Find the lines that contain the word "States" and copy each one.

--- Material for this exercise ---

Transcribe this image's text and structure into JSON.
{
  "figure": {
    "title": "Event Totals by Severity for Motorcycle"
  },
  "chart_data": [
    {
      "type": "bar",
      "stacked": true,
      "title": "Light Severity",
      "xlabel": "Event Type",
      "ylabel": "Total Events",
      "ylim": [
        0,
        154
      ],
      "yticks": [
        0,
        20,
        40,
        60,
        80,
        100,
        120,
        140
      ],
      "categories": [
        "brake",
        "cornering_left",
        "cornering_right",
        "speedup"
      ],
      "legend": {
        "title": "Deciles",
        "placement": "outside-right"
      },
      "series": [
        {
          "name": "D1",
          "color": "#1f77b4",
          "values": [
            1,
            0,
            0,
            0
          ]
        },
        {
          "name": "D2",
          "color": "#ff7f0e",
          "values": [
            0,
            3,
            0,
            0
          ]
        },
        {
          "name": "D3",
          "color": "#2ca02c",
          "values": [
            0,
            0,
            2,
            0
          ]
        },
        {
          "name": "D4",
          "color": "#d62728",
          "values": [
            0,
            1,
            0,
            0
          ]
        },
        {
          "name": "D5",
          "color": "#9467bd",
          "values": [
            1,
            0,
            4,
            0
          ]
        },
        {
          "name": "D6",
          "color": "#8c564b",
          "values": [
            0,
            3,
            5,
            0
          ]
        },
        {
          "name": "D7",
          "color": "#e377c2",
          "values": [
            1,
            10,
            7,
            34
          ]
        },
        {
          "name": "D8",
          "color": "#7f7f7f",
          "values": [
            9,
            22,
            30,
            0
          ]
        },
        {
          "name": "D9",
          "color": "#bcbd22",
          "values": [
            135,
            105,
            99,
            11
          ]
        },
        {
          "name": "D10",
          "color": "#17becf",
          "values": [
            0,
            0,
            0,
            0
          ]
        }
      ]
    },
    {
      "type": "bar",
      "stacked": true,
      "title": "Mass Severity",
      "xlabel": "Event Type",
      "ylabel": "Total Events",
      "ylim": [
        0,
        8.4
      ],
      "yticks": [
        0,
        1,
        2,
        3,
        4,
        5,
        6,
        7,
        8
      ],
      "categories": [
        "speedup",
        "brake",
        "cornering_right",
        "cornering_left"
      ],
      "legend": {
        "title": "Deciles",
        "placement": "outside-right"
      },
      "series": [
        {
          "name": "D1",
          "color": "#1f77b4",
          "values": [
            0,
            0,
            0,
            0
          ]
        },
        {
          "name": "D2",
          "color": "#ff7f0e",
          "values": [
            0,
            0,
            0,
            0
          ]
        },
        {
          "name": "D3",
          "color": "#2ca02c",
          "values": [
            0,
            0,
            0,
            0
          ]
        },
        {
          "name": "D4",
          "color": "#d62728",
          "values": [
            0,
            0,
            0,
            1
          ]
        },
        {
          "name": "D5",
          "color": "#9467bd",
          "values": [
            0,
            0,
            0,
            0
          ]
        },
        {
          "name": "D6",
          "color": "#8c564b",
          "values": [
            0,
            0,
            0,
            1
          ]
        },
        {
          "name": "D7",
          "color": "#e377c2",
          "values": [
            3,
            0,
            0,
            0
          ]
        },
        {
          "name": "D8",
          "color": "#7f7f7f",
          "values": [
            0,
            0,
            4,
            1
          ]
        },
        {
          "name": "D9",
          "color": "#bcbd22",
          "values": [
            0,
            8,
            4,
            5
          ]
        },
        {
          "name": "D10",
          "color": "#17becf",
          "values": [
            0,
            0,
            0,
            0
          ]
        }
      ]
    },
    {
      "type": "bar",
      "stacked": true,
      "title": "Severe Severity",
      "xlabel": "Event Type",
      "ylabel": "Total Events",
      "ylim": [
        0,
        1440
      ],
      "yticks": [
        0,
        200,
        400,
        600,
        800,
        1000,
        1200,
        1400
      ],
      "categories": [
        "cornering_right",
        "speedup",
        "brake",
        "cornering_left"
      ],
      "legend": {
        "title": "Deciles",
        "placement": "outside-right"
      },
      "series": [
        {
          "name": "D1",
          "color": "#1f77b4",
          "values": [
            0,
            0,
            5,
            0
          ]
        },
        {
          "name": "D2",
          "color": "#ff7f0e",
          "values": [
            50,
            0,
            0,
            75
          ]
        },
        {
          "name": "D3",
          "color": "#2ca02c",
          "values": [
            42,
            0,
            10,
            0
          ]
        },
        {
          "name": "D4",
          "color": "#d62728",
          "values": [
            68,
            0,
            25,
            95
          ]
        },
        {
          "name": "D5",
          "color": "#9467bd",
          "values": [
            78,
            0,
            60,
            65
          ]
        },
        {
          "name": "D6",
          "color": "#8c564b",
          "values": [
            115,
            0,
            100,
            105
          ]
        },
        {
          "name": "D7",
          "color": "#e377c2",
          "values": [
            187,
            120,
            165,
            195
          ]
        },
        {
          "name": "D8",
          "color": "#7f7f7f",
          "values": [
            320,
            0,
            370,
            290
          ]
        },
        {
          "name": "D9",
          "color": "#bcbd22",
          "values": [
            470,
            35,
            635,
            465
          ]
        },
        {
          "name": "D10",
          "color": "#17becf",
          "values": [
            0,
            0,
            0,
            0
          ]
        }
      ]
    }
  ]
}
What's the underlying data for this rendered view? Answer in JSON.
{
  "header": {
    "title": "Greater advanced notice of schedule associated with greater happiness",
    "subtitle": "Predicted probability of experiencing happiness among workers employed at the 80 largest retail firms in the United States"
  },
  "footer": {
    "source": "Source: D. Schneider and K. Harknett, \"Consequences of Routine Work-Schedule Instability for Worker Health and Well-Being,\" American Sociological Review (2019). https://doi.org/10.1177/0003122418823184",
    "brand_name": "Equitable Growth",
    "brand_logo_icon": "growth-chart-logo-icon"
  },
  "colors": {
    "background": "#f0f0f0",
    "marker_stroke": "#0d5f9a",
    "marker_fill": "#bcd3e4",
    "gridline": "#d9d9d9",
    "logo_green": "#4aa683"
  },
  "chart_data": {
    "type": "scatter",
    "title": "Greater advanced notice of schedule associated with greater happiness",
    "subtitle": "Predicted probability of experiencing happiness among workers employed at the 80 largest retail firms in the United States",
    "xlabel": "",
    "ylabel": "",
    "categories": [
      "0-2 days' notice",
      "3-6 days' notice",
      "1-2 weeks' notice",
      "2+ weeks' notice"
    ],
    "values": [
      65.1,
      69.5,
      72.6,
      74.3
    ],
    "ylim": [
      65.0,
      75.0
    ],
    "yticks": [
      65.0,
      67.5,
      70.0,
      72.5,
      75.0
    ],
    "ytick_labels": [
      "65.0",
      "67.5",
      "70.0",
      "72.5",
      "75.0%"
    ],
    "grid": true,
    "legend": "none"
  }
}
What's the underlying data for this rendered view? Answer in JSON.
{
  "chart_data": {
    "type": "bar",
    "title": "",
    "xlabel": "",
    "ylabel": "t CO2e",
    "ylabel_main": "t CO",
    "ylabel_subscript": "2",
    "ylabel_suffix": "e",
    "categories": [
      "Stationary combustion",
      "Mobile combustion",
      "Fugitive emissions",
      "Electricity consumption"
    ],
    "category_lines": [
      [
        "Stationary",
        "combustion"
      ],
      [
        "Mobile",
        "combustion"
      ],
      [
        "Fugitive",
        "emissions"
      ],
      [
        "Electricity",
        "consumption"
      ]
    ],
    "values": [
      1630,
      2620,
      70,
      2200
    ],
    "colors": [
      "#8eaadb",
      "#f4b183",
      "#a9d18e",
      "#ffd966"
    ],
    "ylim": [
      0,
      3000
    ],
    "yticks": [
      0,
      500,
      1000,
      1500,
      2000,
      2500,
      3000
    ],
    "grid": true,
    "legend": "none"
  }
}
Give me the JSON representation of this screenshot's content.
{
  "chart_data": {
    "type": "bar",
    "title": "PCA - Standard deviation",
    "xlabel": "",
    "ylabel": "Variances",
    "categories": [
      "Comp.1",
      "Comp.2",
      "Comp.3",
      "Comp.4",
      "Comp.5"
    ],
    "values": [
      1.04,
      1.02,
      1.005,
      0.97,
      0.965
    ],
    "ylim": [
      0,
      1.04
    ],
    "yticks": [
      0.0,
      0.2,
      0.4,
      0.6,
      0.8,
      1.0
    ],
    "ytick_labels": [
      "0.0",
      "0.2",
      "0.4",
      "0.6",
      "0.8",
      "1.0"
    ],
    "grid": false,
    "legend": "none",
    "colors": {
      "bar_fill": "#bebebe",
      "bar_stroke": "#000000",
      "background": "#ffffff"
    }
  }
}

---

**Output below**
    "subtitle": "Predicted probability of experiencing happiness among workers employed at the 80 largest retail firms in the United States"
    "subtitle": "Predicted probability of experiencing happiness among workers employed at the 80 largest retail firms in the United States",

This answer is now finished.